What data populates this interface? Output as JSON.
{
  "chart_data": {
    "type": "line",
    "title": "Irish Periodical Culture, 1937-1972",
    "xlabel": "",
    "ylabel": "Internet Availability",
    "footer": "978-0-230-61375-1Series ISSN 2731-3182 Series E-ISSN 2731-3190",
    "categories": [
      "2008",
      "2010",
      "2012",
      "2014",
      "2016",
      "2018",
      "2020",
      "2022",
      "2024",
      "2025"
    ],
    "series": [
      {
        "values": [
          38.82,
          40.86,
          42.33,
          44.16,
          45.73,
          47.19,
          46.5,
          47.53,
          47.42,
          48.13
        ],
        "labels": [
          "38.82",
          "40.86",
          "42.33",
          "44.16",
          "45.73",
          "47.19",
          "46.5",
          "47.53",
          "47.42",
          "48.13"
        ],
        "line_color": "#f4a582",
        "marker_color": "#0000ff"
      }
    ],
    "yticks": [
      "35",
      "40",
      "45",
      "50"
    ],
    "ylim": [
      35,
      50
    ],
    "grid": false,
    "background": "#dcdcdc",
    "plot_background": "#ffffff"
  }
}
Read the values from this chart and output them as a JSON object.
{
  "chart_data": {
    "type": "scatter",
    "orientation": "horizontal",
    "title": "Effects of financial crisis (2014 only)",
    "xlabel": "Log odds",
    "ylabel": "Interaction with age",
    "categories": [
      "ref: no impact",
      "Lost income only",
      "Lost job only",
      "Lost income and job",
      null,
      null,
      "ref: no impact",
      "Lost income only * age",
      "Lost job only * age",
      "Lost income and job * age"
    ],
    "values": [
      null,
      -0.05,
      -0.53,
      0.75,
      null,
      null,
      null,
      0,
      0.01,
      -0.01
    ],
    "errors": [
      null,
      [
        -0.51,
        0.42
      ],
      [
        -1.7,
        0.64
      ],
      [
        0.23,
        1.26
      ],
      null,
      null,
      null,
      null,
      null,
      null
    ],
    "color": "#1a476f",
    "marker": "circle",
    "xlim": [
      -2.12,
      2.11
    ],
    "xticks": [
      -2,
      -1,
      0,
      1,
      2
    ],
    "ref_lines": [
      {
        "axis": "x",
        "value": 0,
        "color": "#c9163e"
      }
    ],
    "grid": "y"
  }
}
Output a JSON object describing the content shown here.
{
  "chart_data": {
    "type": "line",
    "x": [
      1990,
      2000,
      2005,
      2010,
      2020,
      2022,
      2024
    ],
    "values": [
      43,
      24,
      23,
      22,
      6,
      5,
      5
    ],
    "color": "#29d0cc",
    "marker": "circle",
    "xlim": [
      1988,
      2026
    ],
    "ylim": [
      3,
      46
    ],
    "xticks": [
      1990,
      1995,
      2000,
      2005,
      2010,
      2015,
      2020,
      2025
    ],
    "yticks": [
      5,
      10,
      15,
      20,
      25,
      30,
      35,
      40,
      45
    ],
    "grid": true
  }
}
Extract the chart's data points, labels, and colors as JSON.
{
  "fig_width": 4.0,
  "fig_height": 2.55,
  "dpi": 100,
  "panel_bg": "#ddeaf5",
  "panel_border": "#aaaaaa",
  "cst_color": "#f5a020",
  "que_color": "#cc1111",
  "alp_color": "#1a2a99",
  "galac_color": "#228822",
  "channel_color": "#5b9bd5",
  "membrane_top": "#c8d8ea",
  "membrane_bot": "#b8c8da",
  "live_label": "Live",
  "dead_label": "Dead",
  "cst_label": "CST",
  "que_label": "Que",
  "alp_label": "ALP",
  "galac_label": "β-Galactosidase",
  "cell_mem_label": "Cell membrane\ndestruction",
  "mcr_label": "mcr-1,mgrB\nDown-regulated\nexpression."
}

········

Reply with only the number of lines in the material above where the string "ylabel" appears.

2